[Begin THE DATA]
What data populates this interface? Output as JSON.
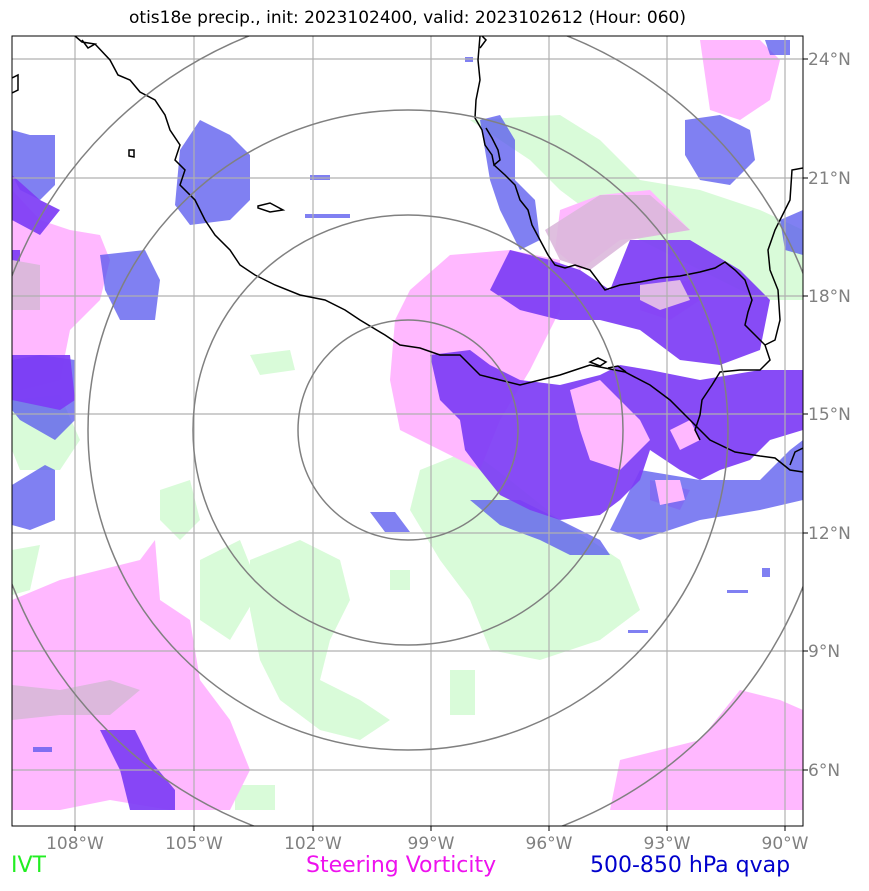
{
  "title": "otis18e precip., init: 2023102400, valid: 2023102612 (Hour: 060)",
  "lon_labels": [
    "108°W",
    "105°W",
    "102°W",
    "99°W",
    "96°W",
    "93°W",
    "90°W"
  ],
  "lat_labels": [
    "24°N",
    "21°N",
    "18°N",
    "15°N",
    "12°N",
    "9°N",
    "6°N"
  ],
  "legend": [
    {
      "label": "IVT",
      "color": "#22ee22"
    },
    {
      "label": "Steering Vorticity",
      "color": "#ee11ee"
    },
    {
      "label": "500-850 hPa qvap",
      "color": "#0000cc"
    }
  ],
  "colors": {
    "ivt_fill": "#d9fbd9",
    "vorticity_fill": "#ffb8ff",
    "qvap_fill": "#6464f0",
    "overlap_fill": "#7d3cf5",
    "range_rings": "#808080",
    "coastline": "#000000",
    "gridlines": "#b0b0b0"
  }
}
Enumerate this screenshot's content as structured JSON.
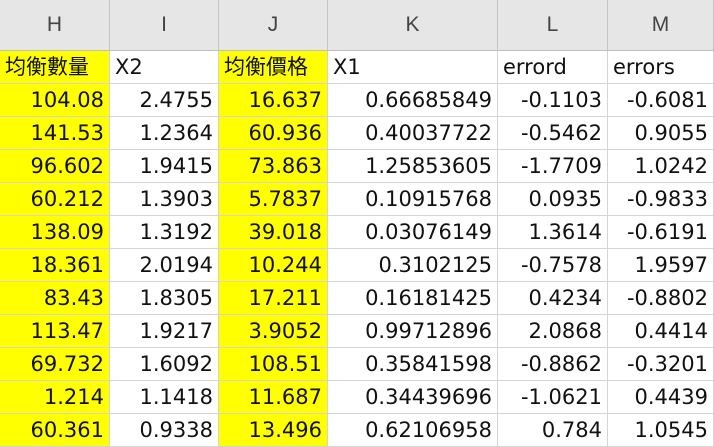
{
  "columns": [
    "H",
    "I",
    "J",
    "K",
    "L",
    "M"
  ],
  "header_row": [
    "均衡數量",
    "X2",
    "均衡價格",
    "X1",
    "errord",
    "errors"
  ],
  "rows": [
    [
      "104.08",
      "2.4755",
      "16.637",
      "0.66685849",
      "-0.1103",
      "-0.6081"
    ],
    [
      "141.53",
      "1.2364",
      "60.936",
      "0.40037722",
      "-0.5462",
      "0.9055"
    ],
    [
      "96.602",
      "1.9415",
      "73.863",
      "1.25853605",
      "-1.7709",
      "1.0242"
    ],
    [
      "60.212",
      "1.3903",
      "5.7837",
      "0.10915768",
      "0.0935",
      "-0.9833"
    ],
    [
      "138.09",
      "1.3192",
      "39.018",
      "0.03076149",
      "1.3614",
      "-0.6191"
    ],
    [
      "18.361",
      "2.0194",
      "10.244",
      "0.3102125",
      "-0.7578",
      "1.9597"
    ],
    [
      "83.43",
      "1.8305",
      "17.211",
      "0.16181425",
      "0.4234",
      "-0.8802"
    ],
    [
      "113.47",
      "1.9217",
      "3.9052",
      "0.99712896",
      "2.0868",
      "0.4414"
    ],
    [
      "69.732",
      "1.6092",
      "108.51",
      "0.35841598",
      "-0.8862",
      "-0.3201"
    ],
    [
      "1.214",
      "1.1418",
      "11.687",
      "0.34439696",
      "-1.0621",
      "0.4439"
    ],
    [
      "60.361",
      "0.9338",
      "13.496",
      "0.62106958",
      "0.784",
      "1.0545"
    ]
  ],
  "colors": {
    "highlight": "#ffff00",
    "header_bg": "#e6e6e6",
    "gridline": "#d4d4d4"
  }
}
[End THE DATA]
_WHAT IS REQUIRED:_
Every line of the records that includes the word "JSON" should be gathered.

_WRITTEN SOLUTION:_
What data populates this interface? Output as JSON.
Enumerate this screenshot's content as structured JSON.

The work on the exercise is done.